▸ **WORK TO BE COMPLETED**
Restate each line of the listing exactly, without carrying over any pictures.

▸ **Dataset items**
<<<<

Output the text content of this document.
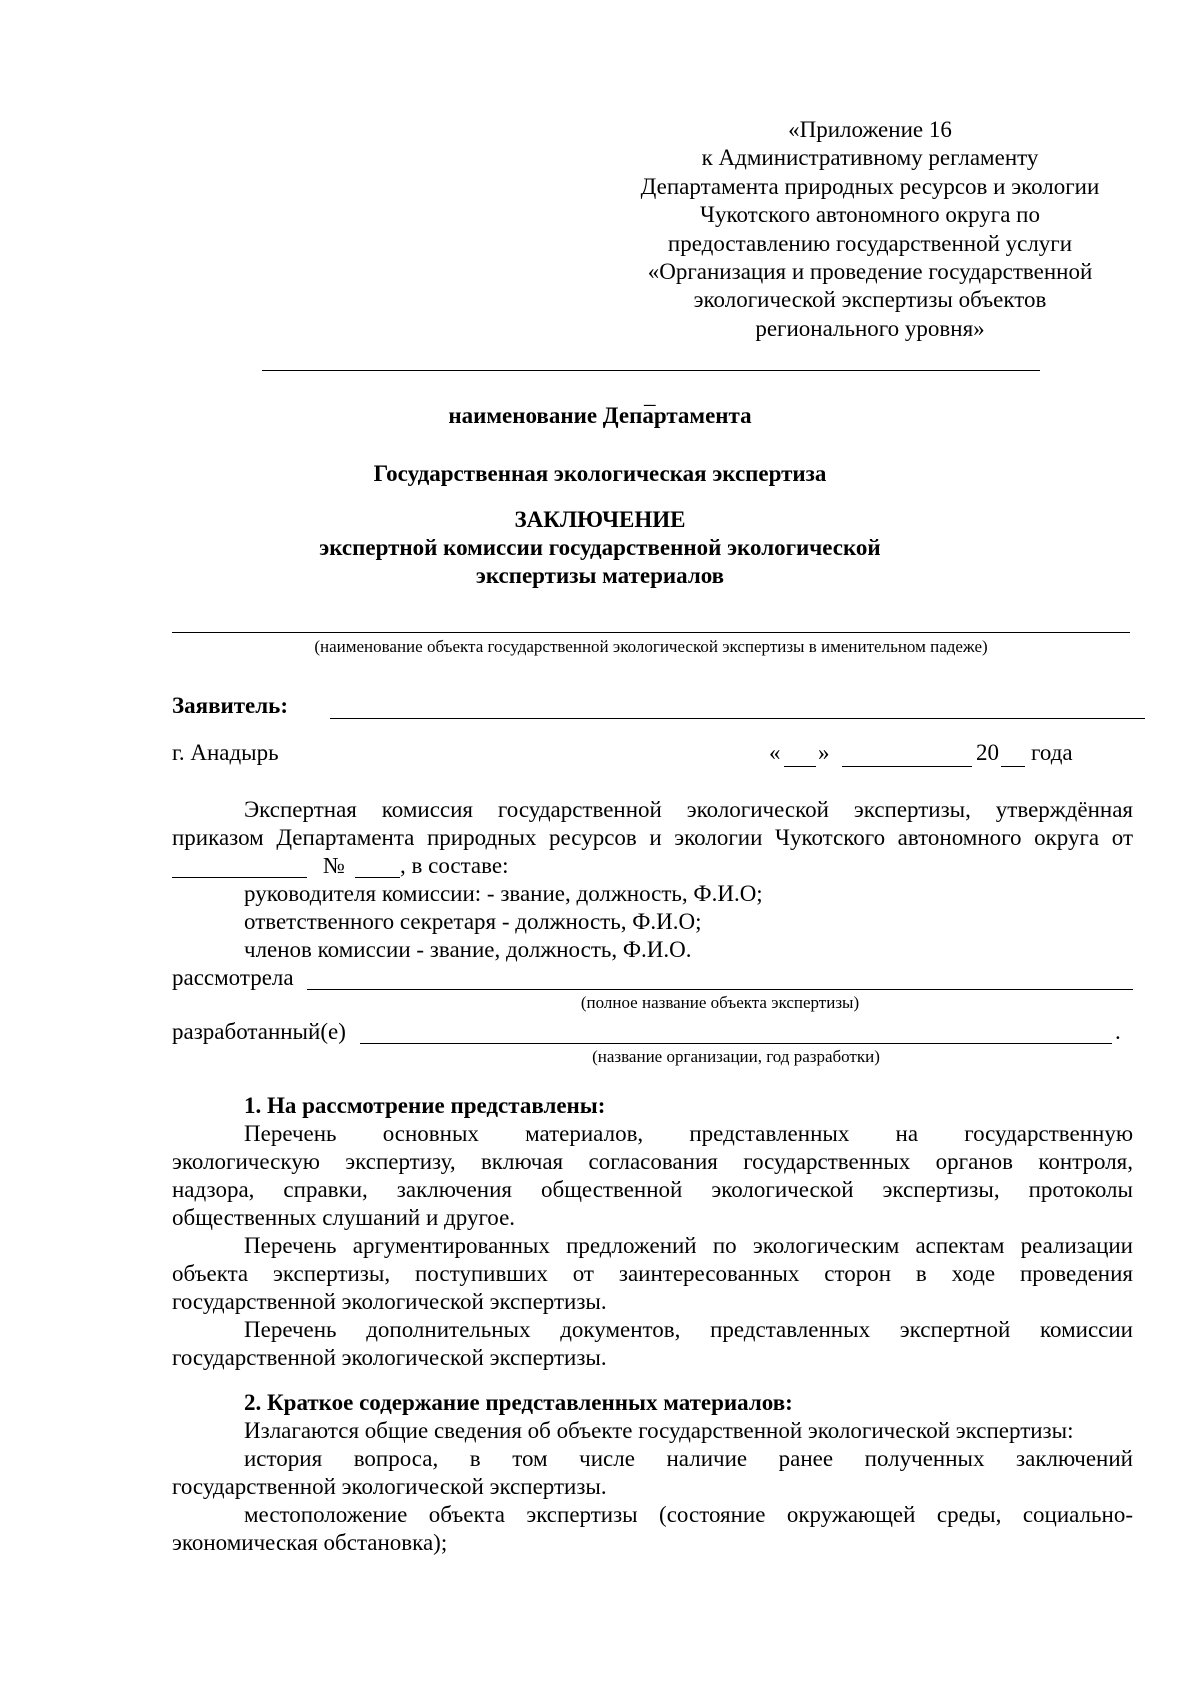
«Приложение 16
к Административному регламенту
Департамента природных ресурсов и экологии
Чукотского автономного округа по
предоставлению государственной услуги
«Организация и проведение государственной
экологической экспертизы объектов
регионального уровня»
_
наименование Департамента
Государственная экологическая экспертиза
ЗАКЛЮЧЕНИЕ
экспертной комиссии государственной экологической
экспертизы материалов
(наименование объекта государственной экологической экспертизы в именительном падеже)
Заявитель:
г. Анадырь	« »	20 года
Экспертная комиссия государственной экологической экспертизы, утверждённая
приказом Департамента природных ресурсов и экологии Чукотского автономного округа от
№ , в составе:
руководителя комиссии: - звание, должность, Ф.И.О;
ответственного секретаря - должность, Ф.И.О;
членов комиссии - звание, должность, Ф.И.О.
рассмотрела
(полное название объекта экспертизы)
разработанный(е)	.
(название организации, год разработки)
1. На рассмотрение представлены:
Перечень основных материалов, представленных на государственную
экологическую экспертизу, включая согласования государственных органов контроля,
надзора, справки, заключения общественной экологической экспертизы, протоколы
общественных слушаний и другое.
Перечень аргументированных предложений по экологическим аспектам реализации
объекта экспертизы, поступивших от заинтересованных сторон в ходе проведения
государственной экологической экспертизы.
Перечень дополнительных документов, представленных экспертной комиссии
государственной экологической экспертизы.
2. Краткое содержание представленных материалов:
Излагаются общие сведения об объекте государственной экологической экспертизы:
история вопроса, в том числе наличие ранее полученных заключений
государственной экологической экспертизы.
местоположение объекта экспертизы (состояние окружающей среды, социально-
экономическая обстановка);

>>>>

▸ **EXERCISE RESPONSE**
Output the text content of this document.
«Приложение 16
к Административному регламенту
Департамента природных ресурсов и экологии
Чукотского автономного округа по
предоставлению государственной услуги
«Организация и проведение государственной
экологической экспертизы объектов
регионального уровня»
_
наименование Департамента
Государственная экологическая экспертиза
ЗАКЛЮЧЕНИЕ
экспертной комиссии государственной экологической
экспертизы материалов
(наименование объекта государственной экологической экспертизы в именительном падеже)
Заявитель:
г. Анадырь	« »	20 года
Экспертная комиссия государственной экологической экспертизы, утверждённая
приказом Департамента природных ресурсов и экологии Чукотского автономного округа от
№ , в составе:
руководителя комиссии: - звание, должность, Ф.И.О;
ответственного секретаря - должность, Ф.И.О;
членов комиссии - звание, должность, Ф.И.О.
рассмотрела
(полное название объекта экспертизы)
разработанный(е)	.
(название организации, год разработки)
1. На рассмотрение представлены:
Перечень основных материалов, представленных на государственную
экологическую экспертизу, включая согласования государственных органов контроля,
надзора, справки, заключения общественной экологической экспертизы, протоколы
общественных слушаний и другое.
Перечень аргументированных предложений по экологическим аспектам реализации
объекта экспертизы, поступивших от заинтересованных сторон в ходе проведения
государственной экологической экспертизы.
Перечень дополнительных документов, представленных экспертной комиссии
государственной экологической экспертизы.
2. Краткое содержание представленных материалов:
Излагаются общие сведения об объекте государственной экологической экспертизы:
история вопроса, в том числе наличие ранее полученных заключений
государственной экологической экспертизы.
местоположение объекта экспертизы (состояние окружающей среды, социально-
экономическая обстановка);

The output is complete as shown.